Written problem:
Would you restate all the data that follows, word for word?

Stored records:
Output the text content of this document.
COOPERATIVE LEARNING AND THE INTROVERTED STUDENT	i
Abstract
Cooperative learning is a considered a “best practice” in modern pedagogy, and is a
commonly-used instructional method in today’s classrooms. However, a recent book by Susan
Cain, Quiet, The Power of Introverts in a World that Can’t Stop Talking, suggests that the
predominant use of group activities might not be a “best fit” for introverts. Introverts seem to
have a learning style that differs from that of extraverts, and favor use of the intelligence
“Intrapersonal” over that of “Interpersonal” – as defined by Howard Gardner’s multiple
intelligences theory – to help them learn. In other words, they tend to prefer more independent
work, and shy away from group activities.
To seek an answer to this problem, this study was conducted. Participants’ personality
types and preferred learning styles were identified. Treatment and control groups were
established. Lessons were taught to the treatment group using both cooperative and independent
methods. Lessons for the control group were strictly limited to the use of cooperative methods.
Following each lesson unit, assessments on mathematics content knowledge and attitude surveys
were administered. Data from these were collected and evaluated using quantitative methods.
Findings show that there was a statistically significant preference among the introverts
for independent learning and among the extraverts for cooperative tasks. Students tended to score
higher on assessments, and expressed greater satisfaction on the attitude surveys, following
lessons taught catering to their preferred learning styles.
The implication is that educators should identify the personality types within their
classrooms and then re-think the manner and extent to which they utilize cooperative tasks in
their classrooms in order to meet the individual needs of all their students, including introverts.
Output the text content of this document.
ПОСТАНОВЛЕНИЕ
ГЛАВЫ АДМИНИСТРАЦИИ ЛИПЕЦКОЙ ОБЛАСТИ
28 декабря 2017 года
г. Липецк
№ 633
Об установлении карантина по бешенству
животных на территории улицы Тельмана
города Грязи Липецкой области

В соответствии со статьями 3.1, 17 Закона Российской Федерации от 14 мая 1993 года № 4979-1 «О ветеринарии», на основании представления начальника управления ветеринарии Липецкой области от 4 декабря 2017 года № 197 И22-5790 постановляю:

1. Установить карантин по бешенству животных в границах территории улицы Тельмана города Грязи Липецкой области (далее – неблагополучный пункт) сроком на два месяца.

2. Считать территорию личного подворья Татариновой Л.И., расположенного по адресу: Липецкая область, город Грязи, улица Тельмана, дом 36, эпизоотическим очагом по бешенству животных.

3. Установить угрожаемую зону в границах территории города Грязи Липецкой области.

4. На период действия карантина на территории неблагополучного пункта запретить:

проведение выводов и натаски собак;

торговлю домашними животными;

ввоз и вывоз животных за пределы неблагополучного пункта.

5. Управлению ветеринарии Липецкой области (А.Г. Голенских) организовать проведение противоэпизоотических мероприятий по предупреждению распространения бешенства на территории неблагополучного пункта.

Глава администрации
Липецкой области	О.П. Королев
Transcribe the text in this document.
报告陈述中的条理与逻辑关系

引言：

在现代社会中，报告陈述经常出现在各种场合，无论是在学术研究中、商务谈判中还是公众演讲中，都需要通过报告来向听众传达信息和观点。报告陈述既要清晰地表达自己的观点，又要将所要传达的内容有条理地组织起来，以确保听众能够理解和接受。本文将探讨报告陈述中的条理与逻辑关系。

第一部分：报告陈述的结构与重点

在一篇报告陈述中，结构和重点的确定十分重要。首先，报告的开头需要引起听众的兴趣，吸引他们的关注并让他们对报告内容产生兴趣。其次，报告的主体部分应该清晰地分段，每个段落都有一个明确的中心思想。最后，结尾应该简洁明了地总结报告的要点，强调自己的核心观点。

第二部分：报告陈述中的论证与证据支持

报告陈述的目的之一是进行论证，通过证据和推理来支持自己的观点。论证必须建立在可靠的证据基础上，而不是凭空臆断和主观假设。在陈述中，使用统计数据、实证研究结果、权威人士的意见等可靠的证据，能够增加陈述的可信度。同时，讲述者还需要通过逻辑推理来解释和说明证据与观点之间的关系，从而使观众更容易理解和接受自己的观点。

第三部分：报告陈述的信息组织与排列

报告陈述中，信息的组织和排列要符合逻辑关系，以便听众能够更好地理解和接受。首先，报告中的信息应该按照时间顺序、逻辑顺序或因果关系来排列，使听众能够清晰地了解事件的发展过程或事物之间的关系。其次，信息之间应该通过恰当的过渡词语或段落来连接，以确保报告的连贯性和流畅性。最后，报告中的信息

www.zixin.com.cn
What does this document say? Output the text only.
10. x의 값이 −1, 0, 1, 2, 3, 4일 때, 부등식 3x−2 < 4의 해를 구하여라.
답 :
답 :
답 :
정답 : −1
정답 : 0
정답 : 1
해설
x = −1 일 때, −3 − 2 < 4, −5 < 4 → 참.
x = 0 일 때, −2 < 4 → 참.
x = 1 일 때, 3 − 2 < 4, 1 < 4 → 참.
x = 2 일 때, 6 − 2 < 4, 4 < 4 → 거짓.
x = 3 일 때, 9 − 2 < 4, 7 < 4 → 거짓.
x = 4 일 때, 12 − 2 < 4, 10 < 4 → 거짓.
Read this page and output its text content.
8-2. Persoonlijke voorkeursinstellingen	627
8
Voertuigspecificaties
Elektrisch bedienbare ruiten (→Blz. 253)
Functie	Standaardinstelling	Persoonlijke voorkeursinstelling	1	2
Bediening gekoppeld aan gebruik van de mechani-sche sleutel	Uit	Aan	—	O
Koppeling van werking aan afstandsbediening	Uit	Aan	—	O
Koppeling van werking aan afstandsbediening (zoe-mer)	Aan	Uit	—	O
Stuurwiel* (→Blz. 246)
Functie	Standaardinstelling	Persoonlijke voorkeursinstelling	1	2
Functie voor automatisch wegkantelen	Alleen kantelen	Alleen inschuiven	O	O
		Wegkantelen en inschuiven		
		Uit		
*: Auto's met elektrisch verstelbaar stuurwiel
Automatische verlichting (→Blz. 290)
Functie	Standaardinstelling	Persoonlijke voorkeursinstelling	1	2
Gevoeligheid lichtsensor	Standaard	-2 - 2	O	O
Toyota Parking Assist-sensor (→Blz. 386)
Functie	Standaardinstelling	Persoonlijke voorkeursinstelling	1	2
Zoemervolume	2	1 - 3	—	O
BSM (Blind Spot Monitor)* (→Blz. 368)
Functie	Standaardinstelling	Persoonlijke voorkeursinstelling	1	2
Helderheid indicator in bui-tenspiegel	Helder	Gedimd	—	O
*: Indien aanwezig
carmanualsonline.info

The response:
Output the text content of this document.
COOPERATIVE LEARNING AND THE INTROVERTED STUDENT	i
Abstract
Cooperative learning is a considered a “best practice” in modern pedagogy, and is a
commonly-used instructional method in today’s classrooms. However, a recent book by Susan
Cain, Quiet, The Power of Introverts in a World that Can’t Stop Talking, suggests that the
predominant use of group activities might not be a “best fit” for introverts. Introverts seem to
have a learning style that differs from that of extraverts, and favor use of the intelligence
“Intrapersonal” over that of “Interpersonal” – as defined by Howard Gardner’s multiple
intelligences theory – to help them learn. In other words, they tend to prefer more independent
work, and shy away from group activities.
To seek an answer to this problem, this study was conducted. Participants’ personality
types and preferred learning styles were identified. Treatment and control groups were
established. Lessons were taught to the treatment group using both cooperative and independent
methods. Lessons for the control group were strictly limited to the use of cooperative methods.
Following each lesson unit, assessments on mathematics content knowledge and attitude surveys
were administered. Data from these were collected and evaluated using quantitative methods.
Findings show that there was a statistically significant preference among the introverts
for independent learning and among the extraverts for cooperative tasks. Students tended to score
higher on assessments, and expressed greater satisfaction on the attitude surveys, following
lessons taught catering to their preferred learning styles.
The implication is that educators should identify the personality types within their
classrooms and then re-think the manner and extent to which they utilize cooperative tasks in
their classrooms in order to meet the individual needs of all their students, including introverts.
Output the text content of this document.
ПОСТАНОВЛЕНИЕ
ГЛАВЫ АДМИНИСТРАЦИИ ЛИПЕЦКОЙ ОБЛАСТИ
28 декабря 2017 года
г. Липецк
№ 633
Об установлении карантина по бешенству
животных на территории улицы Тельмана
города Грязи Липецкой области

В соответствии со статьями 3.1, 17 Закона Российской Федерации от 14 мая 1993 года № 4979-1 «О ветеринарии», на основании представления начальника управления ветеринарии Липецкой области от 4 декабря 2017 года № 197 И22-5790 постановляю:

1. Установить карантин по бешенству животных в границах территории улицы Тельмана города Грязи Липецкой области (далее – неблагополучный пункт) сроком на два месяца.

2. Считать территорию личного подворья Татариновой Л.И., расположенного по адресу: Липецкая область, город Грязи, улица Тельмана, дом 36, эпизоотическим очагом по бешенству животных.

3. Установить угрожаемую зону в границах территории города Грязи Липецкой области.

4. На период действия карантина на территории неблагополучного пункта запретить:

проведение выводов и натаски собак;

торговлю домашними животными;

ввоз и вывоз животных за пределы неблагополучного пункта.

5. Управлению ветеринарии Липецкой области (А.Г. Голенских) организовать проведение противоэпизоотических мероприятий по предупреждению распространения бешенства на территории неблагополучного пункта.

Глава администрации
Липецкой области	О.П. Королев
Transcribe the text in this document.
报告陈述中的条理与逻辑关系

引言：

在现代社会中，报告陈述经常出现在各种场合，无论是在学术研究中、商务谈判中还是公众演讲中，都需要通过报告来向听众传达信息和观点。报告陈述既要清晰地表达自己的观点，又要将所要传达的内容有条理地组织起来，以确保听众能够理解和接受。本文将探讨报告陈述中的条理与逻辑关系。

第一部分：报告陈述的结构与重点

在一篇报告陈述中，结构和重点的确定十分重要。首先，报告的开头需要引起听众的兴趣，吸引他们的关注并让他们对报告内容产生兴趣。其次，报告的主体部分应该清晰地分段，每个段落都有一个明确的中心思想。最后，结尾应该简洁明了地总结报告的要点，强调自己的核心观点。

第二部分：报告陈述中的论证与证据支持

报告陈述的目的之一是进行论证，通过证据和推理来支持自己的观点。论证必须建立在可靠的证据基础上，而不是凭空臆断和主观假设。在陈述中，使用统计数据、实证研究结果、权威人士的意见等可靠的证据，能够增加陈述的可信度。同时，讲述者还需要通过逻辑推理来解释和说明证据与观点之间的关系，从而使观众更容易理解和接受自己的观点。

第三部分：报告陈述的信息组织与排列

报告陈述中，信息的组织和排列要符合逻辑关系，以便听众能够更好地理解和接受。首先，报告中的信息应该按照时间顺序、逻辑顺序或因果关系来排列，使听众能够清晰地了解事件的发展过程或事物之间的关系。其次，信息之间应该通过恰当的过渡词语或段落来连接，以确保报告的连贯性和流畅性。最后，报告中的信息

www.zixin.com.cn
What does this document say? Output the text only.
10. x의 값이 −1, 0, 1, 2, 3, 4일 때, 부등식 3x−2 < 4의 해를 구하여라.
답 :
답 :
답 :
정답 : −1
정답 : 0
정답 : 1
해설
x = −1 일 때, −3 − 2 < 4, −5 < 4 → 참.
x = 0 일 때, −2 < 4 → 참.
x = 1 일 때, 3 − 2 < 4, 1 < 4 → 참.
x = 2 일 때, 6 − 2 < 4, 4 < 4 → 거짓.
x = 3 일 때, 9 − 2 < 4, 7 < 4 → 거짓.
x = 4 일 때, 12 − 2 < 4, 10 < 4 → 거짓.
Read this page and output its text content.
8-2. Persoonlijke voorkeursinstellingen	627
8
Voertuigspecificaties
Elektrisch bedienbare ruiten (→Blz. 253)
Functie	Standaardinstelling	Persoonlijke voorkeursinstelling	1	2
Bediening gekoppeld aan gebruik van de mechani-sche sleutel	Uit	Aan	—	O
Koppeling van werking aan afstandsbediening	Uit	Aan	—	O
Koppeling van werking aan afstandsbediening (zoe-mer)	Aan	Uit	—	O
Stuurwiel* (→Blz. 246)
Functie	Standaardinstelling	Persoonlijke voorkeursinstelling	1	2
Functie voor automatisch wegkantelen	Alleen kantelen	Alleen inschuiven	O	O
		Wegkantelen en inschuiven		
		Uit		
*: Auto's met elektrisch verstelbaar stuurwiel
Automatische verlichting (→Blz. 290)
Functie	Standaardinstelling	Persoonlijke voorkeursinstelling	1	2
Gevoeligheid lichtsensor	Standaard	-2 - 2	O	O
Toyota Parking Assist-sensor (→Blz. 386)
Functie	Standaardinstelling	Persoonlijke voorkeursinstelling	1	2
Zoemervolume	2	1 - 3	—	O
BSM (Blind Spot Monitor)* (→Blz. 368)
Functie	Standaardinstelling	Persoonlijke voorkeursinstelling	1	2
Helderheid indicator in bui-tenspiegel	Helder	Gedimd	—	O
*: Indien aanwezig
carmanualsonline.info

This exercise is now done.